-- BEGIN --

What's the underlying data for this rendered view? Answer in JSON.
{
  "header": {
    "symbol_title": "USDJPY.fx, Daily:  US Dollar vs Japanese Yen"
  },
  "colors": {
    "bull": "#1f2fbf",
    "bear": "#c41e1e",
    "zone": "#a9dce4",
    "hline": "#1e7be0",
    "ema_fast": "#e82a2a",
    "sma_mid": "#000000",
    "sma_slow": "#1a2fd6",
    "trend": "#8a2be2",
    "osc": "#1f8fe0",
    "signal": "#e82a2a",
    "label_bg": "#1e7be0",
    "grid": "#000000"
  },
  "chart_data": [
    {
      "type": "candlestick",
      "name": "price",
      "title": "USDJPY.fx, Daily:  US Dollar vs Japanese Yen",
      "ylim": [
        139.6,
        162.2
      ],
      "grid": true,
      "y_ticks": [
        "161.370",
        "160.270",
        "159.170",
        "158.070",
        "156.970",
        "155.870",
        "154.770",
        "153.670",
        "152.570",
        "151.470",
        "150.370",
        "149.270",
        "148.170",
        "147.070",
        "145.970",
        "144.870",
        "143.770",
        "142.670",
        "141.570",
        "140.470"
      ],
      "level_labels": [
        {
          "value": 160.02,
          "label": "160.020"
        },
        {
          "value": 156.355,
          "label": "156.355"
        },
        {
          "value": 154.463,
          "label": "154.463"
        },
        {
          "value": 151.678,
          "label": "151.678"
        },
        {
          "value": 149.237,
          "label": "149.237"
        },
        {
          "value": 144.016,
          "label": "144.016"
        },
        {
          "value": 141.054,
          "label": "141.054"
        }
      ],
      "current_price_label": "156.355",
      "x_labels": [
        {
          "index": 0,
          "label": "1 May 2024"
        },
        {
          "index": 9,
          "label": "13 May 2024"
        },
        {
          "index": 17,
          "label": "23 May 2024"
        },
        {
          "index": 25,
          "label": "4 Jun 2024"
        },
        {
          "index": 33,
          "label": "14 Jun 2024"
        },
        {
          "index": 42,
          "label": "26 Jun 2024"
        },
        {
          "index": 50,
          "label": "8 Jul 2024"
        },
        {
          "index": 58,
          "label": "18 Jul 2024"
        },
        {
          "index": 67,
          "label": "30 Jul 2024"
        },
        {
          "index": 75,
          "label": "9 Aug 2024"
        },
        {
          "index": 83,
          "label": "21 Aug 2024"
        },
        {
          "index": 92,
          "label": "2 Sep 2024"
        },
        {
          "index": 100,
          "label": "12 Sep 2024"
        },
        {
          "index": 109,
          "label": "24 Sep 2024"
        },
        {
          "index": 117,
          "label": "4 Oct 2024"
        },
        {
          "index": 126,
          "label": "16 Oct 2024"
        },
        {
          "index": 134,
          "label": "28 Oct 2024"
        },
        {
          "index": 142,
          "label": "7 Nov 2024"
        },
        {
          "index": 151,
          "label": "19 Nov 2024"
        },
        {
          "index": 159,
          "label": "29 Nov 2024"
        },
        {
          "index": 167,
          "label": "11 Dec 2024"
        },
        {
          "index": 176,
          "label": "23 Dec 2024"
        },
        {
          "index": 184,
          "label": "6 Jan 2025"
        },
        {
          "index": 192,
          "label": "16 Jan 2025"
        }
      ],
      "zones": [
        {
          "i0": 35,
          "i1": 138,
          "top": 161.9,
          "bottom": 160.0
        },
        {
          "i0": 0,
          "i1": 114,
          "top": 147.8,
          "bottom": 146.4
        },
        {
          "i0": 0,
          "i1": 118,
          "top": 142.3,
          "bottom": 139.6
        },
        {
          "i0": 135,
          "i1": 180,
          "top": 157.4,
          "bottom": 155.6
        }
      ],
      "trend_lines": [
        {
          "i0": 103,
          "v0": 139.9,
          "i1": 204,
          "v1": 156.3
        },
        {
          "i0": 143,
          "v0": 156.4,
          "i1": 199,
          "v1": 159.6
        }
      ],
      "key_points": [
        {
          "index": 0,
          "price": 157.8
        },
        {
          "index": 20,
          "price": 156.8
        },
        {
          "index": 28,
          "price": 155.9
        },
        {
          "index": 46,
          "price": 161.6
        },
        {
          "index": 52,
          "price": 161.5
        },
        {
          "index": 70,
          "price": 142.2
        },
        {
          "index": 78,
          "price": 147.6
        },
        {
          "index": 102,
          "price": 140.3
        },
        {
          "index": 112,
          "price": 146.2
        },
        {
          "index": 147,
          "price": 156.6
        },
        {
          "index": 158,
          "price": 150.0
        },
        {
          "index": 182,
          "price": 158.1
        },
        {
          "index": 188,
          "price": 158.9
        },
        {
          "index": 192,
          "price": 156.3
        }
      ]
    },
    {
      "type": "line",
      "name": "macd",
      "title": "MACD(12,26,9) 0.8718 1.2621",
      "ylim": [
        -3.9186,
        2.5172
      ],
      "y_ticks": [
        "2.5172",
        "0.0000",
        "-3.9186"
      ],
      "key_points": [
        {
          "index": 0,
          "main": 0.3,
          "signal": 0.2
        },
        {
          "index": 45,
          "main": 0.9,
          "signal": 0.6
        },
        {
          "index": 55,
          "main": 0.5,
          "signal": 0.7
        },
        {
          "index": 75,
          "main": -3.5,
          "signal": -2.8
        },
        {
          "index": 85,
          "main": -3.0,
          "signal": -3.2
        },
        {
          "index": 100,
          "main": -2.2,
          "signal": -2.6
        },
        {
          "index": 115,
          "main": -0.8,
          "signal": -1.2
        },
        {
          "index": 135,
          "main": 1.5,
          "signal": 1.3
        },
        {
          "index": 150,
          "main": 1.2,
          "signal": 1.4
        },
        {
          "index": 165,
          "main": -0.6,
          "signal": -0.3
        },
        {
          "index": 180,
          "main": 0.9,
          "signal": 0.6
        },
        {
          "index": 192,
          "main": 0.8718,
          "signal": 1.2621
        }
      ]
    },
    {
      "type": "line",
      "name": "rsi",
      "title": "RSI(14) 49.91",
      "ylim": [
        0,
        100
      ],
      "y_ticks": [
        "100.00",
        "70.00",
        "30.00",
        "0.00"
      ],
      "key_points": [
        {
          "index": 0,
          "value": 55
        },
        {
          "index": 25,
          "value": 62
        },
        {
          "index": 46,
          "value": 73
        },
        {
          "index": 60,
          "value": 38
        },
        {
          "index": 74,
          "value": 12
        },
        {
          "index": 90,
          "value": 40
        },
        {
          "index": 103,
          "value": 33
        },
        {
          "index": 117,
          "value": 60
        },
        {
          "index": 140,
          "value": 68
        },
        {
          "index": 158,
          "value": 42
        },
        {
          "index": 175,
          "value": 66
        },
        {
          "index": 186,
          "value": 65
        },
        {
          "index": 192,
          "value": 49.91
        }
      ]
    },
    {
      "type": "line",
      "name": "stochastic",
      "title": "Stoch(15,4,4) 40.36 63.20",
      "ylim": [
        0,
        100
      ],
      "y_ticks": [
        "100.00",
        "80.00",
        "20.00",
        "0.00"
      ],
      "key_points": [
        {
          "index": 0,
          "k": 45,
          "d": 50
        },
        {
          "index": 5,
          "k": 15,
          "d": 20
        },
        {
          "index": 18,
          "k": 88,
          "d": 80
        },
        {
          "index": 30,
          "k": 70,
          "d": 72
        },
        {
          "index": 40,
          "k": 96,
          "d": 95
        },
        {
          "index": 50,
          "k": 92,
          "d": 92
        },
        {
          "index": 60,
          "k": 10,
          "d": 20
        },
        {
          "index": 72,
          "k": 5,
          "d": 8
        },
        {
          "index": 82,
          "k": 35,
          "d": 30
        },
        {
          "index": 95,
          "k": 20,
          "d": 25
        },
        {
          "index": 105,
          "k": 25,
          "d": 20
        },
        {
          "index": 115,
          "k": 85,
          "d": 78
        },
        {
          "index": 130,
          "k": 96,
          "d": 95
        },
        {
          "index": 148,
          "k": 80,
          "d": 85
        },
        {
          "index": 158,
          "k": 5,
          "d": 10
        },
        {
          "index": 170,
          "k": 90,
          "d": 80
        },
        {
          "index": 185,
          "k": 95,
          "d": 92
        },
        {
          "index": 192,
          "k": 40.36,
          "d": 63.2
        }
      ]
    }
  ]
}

-- END --

**DIRECTIVE:** In the listing, find each line with the string "main" and copy it.

**TASK RESPONSE:**
          "main": 0.3,
          "main": 0.9,
          "main": 0.5,
          "main": -3.5,
          "main": -3.0,
          "main": -2.2,
          "main": -0.8,
          "main": 1.5,
          "main": 1.2,
          "main": -0.6,
          "main": 0.9,
          "main": 0.8718,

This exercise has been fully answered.